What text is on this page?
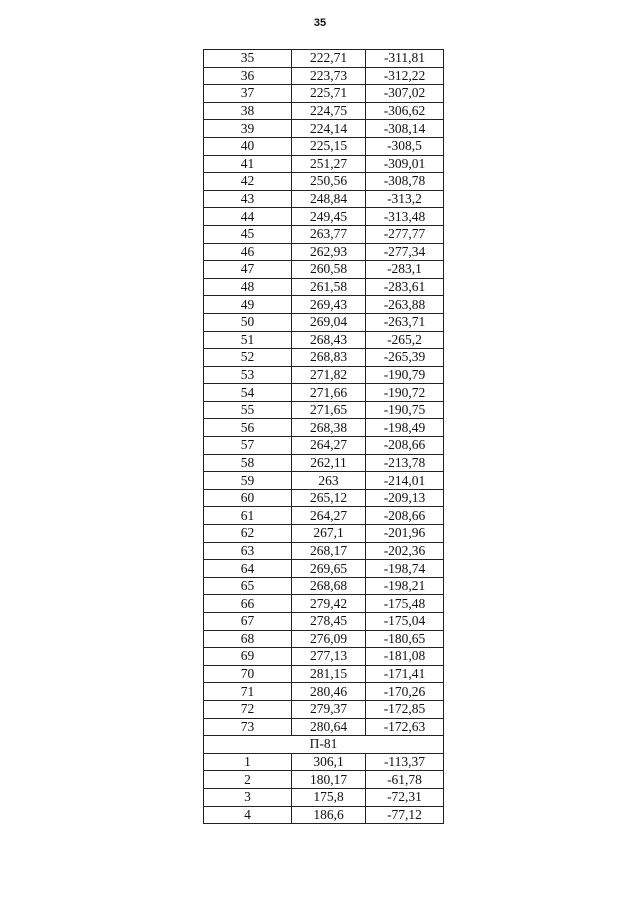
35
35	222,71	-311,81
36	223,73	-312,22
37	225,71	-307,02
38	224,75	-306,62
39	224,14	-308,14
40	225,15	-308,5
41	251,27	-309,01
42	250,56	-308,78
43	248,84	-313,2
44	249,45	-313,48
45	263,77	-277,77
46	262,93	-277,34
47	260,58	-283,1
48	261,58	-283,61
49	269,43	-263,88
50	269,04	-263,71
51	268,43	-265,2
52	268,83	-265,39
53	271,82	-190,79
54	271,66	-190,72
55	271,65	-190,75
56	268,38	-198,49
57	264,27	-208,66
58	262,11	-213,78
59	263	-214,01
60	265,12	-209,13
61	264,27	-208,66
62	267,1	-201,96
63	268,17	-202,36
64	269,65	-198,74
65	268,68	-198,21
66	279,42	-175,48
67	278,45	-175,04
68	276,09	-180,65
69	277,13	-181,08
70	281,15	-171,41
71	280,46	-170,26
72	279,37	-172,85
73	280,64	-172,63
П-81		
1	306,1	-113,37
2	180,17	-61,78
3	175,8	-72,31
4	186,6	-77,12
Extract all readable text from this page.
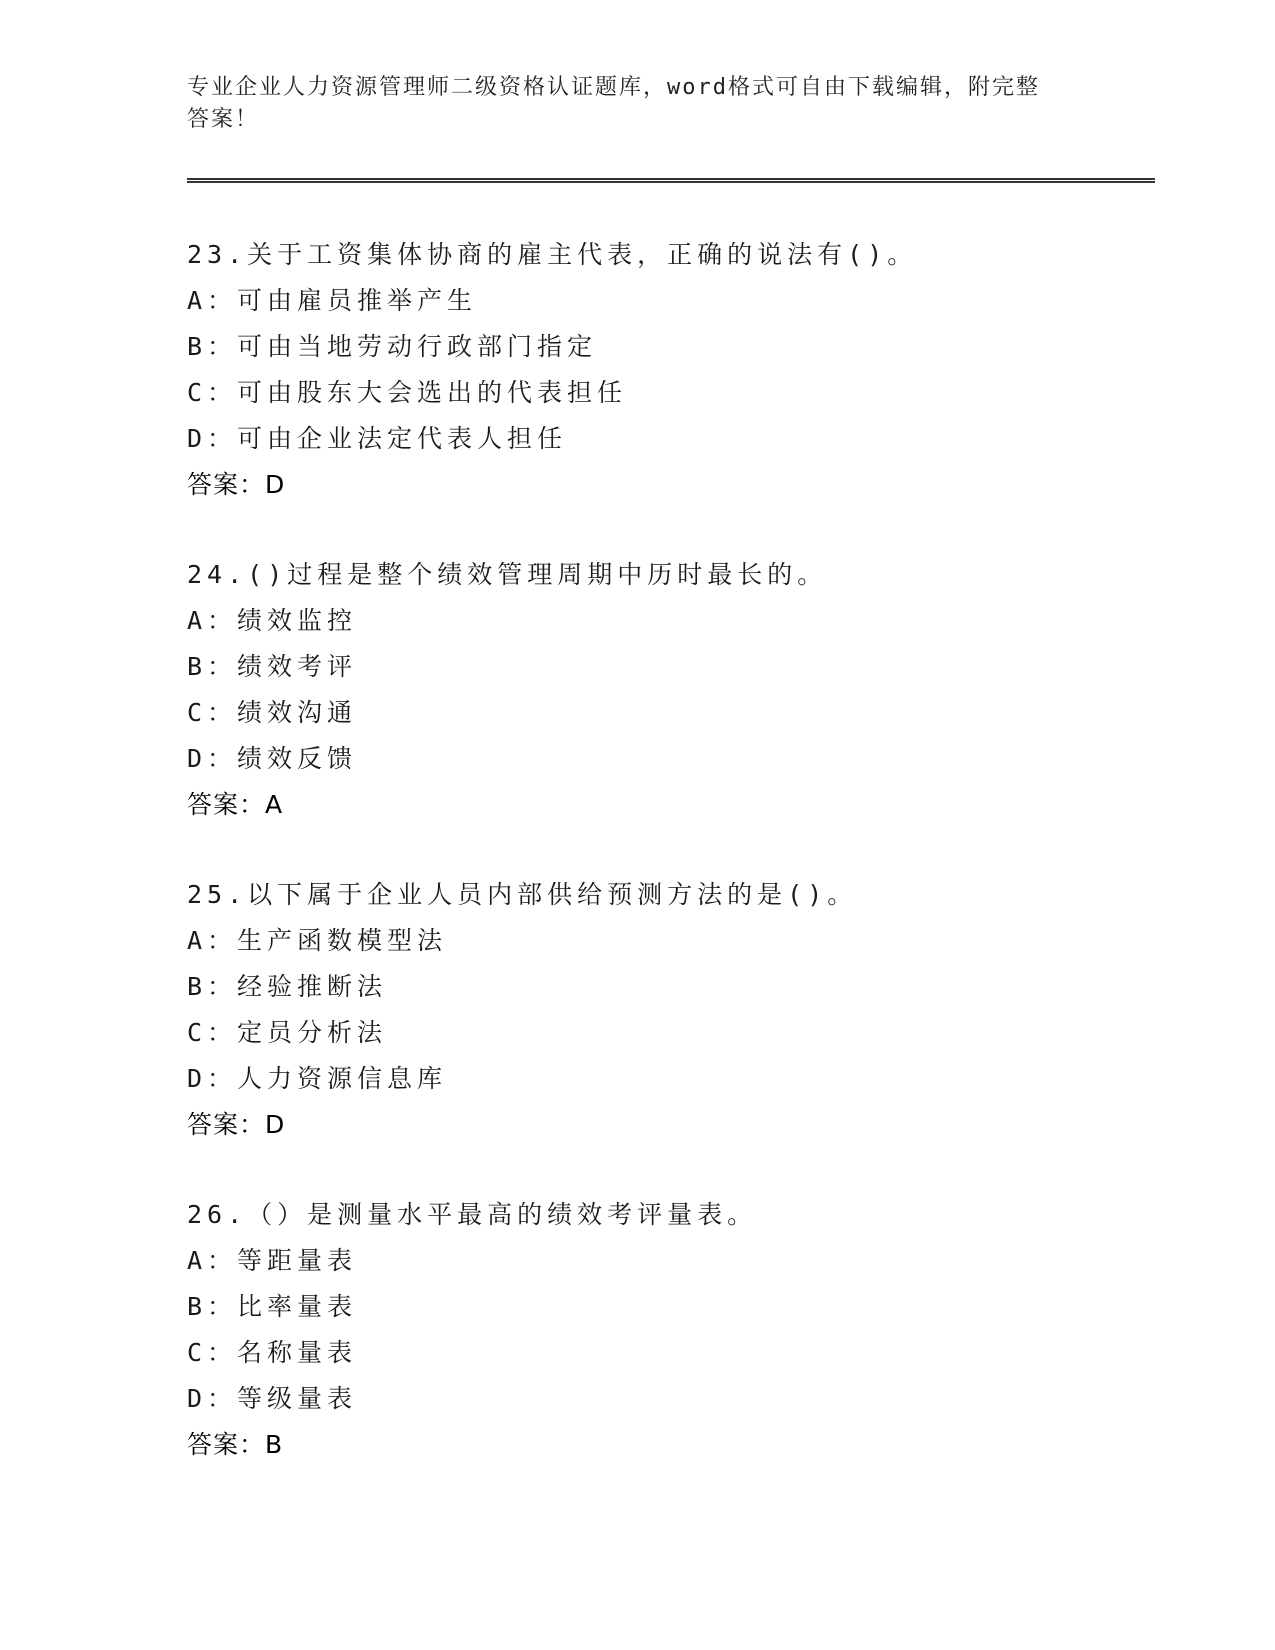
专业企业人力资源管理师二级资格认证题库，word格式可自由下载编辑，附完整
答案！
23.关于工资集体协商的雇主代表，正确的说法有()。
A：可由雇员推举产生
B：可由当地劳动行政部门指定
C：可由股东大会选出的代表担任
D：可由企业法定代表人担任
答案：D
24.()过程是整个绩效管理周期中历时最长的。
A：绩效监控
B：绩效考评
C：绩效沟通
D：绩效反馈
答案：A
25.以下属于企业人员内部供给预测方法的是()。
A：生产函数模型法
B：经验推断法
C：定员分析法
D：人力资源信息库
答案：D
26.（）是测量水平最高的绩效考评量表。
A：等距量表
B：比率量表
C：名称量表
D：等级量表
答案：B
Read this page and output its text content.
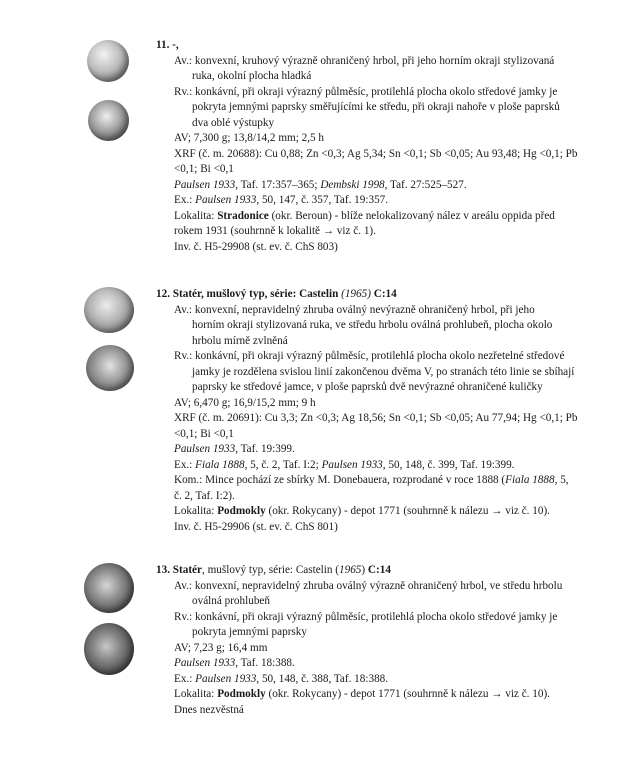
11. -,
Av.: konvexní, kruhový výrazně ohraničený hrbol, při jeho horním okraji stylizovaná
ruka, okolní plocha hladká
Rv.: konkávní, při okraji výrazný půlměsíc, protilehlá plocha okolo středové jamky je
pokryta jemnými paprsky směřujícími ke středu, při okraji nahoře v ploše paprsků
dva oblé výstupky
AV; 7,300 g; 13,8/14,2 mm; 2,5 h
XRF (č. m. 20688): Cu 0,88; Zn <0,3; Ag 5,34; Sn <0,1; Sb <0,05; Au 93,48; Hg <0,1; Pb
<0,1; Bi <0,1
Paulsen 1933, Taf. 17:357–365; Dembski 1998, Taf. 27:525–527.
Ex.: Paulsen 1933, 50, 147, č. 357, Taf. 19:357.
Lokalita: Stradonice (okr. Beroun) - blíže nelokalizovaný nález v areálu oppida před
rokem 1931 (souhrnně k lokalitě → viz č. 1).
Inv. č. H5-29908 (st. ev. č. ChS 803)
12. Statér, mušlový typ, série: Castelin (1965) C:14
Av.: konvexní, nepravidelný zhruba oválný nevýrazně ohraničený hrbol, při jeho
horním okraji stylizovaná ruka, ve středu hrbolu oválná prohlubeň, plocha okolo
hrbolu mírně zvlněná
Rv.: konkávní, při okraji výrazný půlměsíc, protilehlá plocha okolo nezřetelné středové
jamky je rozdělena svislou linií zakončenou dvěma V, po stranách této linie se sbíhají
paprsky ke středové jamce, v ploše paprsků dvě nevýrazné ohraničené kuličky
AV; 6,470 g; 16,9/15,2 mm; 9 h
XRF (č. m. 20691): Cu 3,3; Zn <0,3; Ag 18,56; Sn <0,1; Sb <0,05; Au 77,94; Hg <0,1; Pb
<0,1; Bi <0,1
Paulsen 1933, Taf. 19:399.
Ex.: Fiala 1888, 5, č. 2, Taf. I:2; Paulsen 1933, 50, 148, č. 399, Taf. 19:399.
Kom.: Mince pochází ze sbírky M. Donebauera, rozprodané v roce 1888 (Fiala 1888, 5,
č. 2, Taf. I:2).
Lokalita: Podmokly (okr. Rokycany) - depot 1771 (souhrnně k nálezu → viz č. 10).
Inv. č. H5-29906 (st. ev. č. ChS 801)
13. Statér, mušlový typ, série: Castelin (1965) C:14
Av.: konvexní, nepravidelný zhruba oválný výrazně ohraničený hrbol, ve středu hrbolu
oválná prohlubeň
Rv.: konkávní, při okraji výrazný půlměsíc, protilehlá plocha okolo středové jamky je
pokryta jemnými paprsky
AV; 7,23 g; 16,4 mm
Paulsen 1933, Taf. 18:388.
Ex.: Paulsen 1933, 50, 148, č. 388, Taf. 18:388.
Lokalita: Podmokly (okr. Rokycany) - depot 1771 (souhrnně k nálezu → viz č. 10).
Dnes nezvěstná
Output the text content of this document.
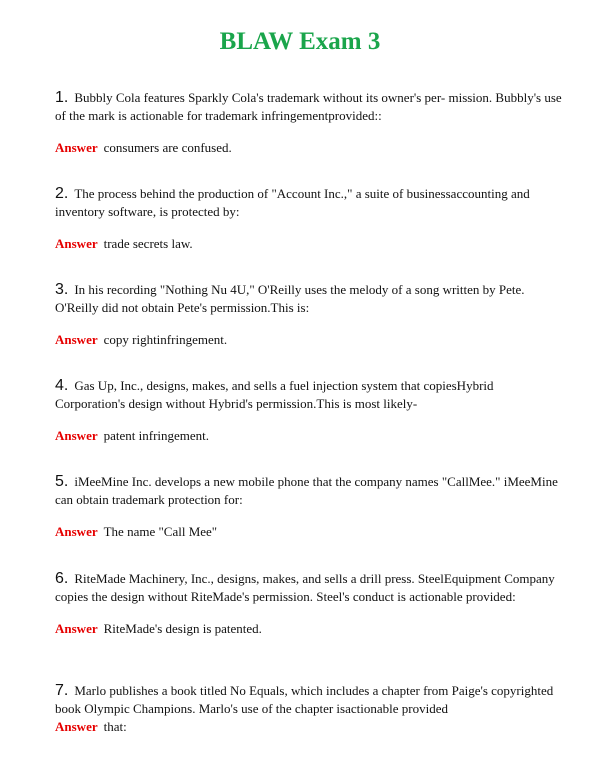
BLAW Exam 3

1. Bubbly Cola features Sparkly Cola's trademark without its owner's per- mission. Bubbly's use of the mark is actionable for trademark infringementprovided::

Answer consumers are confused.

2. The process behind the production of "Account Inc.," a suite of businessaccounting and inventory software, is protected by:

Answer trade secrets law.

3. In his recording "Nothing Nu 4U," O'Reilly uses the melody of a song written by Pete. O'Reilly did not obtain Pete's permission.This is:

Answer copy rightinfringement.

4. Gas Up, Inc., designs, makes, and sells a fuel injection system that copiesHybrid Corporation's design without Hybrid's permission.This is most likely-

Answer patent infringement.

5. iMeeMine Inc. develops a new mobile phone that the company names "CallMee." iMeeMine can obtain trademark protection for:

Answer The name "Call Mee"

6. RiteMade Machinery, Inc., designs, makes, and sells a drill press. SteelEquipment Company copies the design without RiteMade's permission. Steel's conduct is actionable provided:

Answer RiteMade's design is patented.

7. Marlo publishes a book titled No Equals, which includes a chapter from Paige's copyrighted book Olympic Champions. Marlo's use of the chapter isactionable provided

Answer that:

┄┄┄┄┄┄

* **Problem to work on**: Copy each line above precisely, dropping the pictures.

* **Right answer**:
What text is on this page?
35
35	222,71	-311,81
36	223,73	-312,22
37	225,71	-307,02
38	224,75	-306,62
39	224,14	-308,14
40	225,15	-308,5
41	251,27	-309,01
42	250,56	-308,78
43	248,84	-313,2
44	249,45	-313,48
45	263,77	-277,77
46	262,93	-277,34
47	260,58	-283,1
48	261,58	-283,61
49	269,43	-263,88
50	269,04	-263,71
51	268,43	-265,2
52	268,83	-265,39
53	271,82	-190,79
54	271,66	-190,72
55	271,65	-190,75
56	268,38	-198,49
57	264,27	-208,66
58	262,11	-213,78
59	263	-214,01
60	265,12	-209,13
61	264,27	-208,66
62	267,1	-201,96
63	268,17	-202,36
64	269,65	-198,74
65	268,68	-198,21
66	279,42	-175,48
67	278,45	-175,04
68	276,09	-180,65
69	277,13	-181,08
70	281,15	-171,41
71	280,46	-170,26
72	279,37	-172,85
73	280,64	-172,63
П-81		
1	306,1	-113,37
2	180,17	-61,78
3	175,8	-72,31
4	186,6	-77,12
Extract all readable text from this page.
专业企业人力资源管理师二级资格认证题库，word格式可自由下载编辑，附完整
答案！
23.关于工资集体协商的雇主代表，正确的说法有()。
A：可由雇员推举产生
B：可由当地劳动行政部门指定
C：可由股东大会选出的代表担任
D：可由企业法定代表人担任
答案：D
24.()过程是整个绩效管理周期中历时最长的。
A：绩效监控
B：绩效考评
C：绩效沟通
D：绩效反馈
答案：A
25.以下属于企业人员内部供给预测方法的是()。
A：生产函数模型法
B：经验推断法
C：定员分析法
D：人力资源信息库
答案：D
26.（）是测量水平最高的绩效考评量表。
A：等距量表
B：比率量表
C：名称量表
D：等级量表
答案：B
Read this page and output its text content.
11. -,
Av.: konvexní, kruhový výrazně ohraničený hrbol, při jeho horním okraji stylizovaná
ruka, okolní plocha hladká
Rv.: konkávní, při okraji výrazný půlměsíc, protilehlá plocha okolo středové jamky je
pokryta jemnými paprsky směřujícími ke středu, při okraji nahoře v ploše paprsků
dva oblé výstupky
AV; 7,300 g; 13,8/14,2 mm; 2,5 h
XRF (č. m. 20688): Cu 0,88; Zn <0,3; Ag 5,34; Sn <0,1; Sb <0,05; Au 93,48; Hg <0,1; Pb
<0,1; Bi <0,1
Paulsen 1933, Taf. 17:357–365; Dembski 1998, Taf. 27:525–527.
Ex.: Paulsen 1933, 50, 147, č. 357, Taf. 19:357.
Lokalita: Stradonice (okr. Beroun) - blíže nelokalizovaný nález v areálu oppida před
rokem 1931 (souhrnně k lokalitě → viz č. 1).
Inv. č. H5-29908 (st. ev. č. ChS 803)
12. Statér, mušlový typ, série: Castelin (1965) C:14
Av.: konvexní, nepravidelný zhruba oválný nevýrazně ohraničený hrbol, při jeho
horním okraji stylizovaná ruka, ve středu hrbolu oválná prohlubeň, plocha okolo
hrbolu mírně zvlněná
Rv.: konkávní, při okraji výrazný půlměsíc, protilehlá plocha okolo nezřetelné středové
jamky je rozdělena svislou linií zakončenou dvěma V, po stranách této linie se sbíhají
paprsky ke středové jamce, v ploše paprsků dvě nevýrazné ohraničené kuličky
AV; 6,470 g; 16,9/15,2 mm; 9 h
XRF (č. m. 20691): Cu 3,3; Zn <0,3; Ag 18,56; Sn <0,1; Sb <0,05; Au 77,94; Hg <0,1; Pb
<0,1; Bi <0,1
Paulsen 1933, Taf. 19:399.
Ex.: Fiala 1888, 5, č. 2, Taf. I:2; Paulsen 1933, 50, 148, č. 399, Taf. 19:399.
Kom.: Mince pochází ze sbírky M. Donebauera, rozprodané v roce 1888 (Fiala 1888, 5,
č. 2, Taf. I:2).
Lokalita: Podmokly (okr. Rokycany) - depot 1771 (souhrnně k nálezu → viz č. 10).
Inv. č. H5-29906 (st. ev. č. ChS 801)
13. Statér, mušlový typ, série: Castelin (1965) C:14
Av.: konvexní, nepravidelný zhruba oválný výrazně ohraničený hrbol, ve středu hrbolu
oválná prohlubeň
Rv.: konkávní, při okraji výrazný půlměsíc, protilehlá plocha okolo středové jamky je
pokryta jemnými paprsky
AV; 7,23 g; 16,4 mm
Paulsen 1933, Taf. 18:388.
Ex.: Paulsen 1933, 50, 148, č. 388, Taf. 18:388.
Lokalita: Podmokly (okr. Rokycany) - depot 1771 (souhrnně k nálezu → viz č. 10).
Dnes nezvěstná
Output the text content of this document.
BLAW Exam 3

1. Bubbly Cola features Sparkly Cola's trademark without its owner's per- mission. Bubbly's use of the mark is actionable for trademark infringementprovided::

Answer consumers are confused.

2. The process behind the production of "Account Inc.," a suite of businessaccounting and inventory software, is protected by:

Answer trade secrets law.

3. In his recording "Nothing Nu 4U," O'Reilly uses the melody of a song written by Pete. O'Reilly did not obtain Pete's permission.This is:

Answer copy rightinfringement.

4. Gas Up, Inc., designs, makes, and sells a fuel injection system that copiesHybrid Corporation's design without Hybrid's permission.This is most likely-

Answer patent infringement.

5. iMeeMine Inc. develops a new mobile phone that the company names "CallMee." iMeeMine can obtain trademark protection for:

Answer The name "Call Mee"

6. RiteMade Machinery, Inc., designs, makes, and sells a drill press. SteelEquipment Company copies the design without RiteMade's permission. Steel's conduct is actionable provided:

Answer RiteMade's design is patented.

7. Marlo publishes a book titled No Equals, which includes a chapter from Paige's copyrighted book Olympic Champions. Marlo's use of the chapter isactionable provided

Answer that:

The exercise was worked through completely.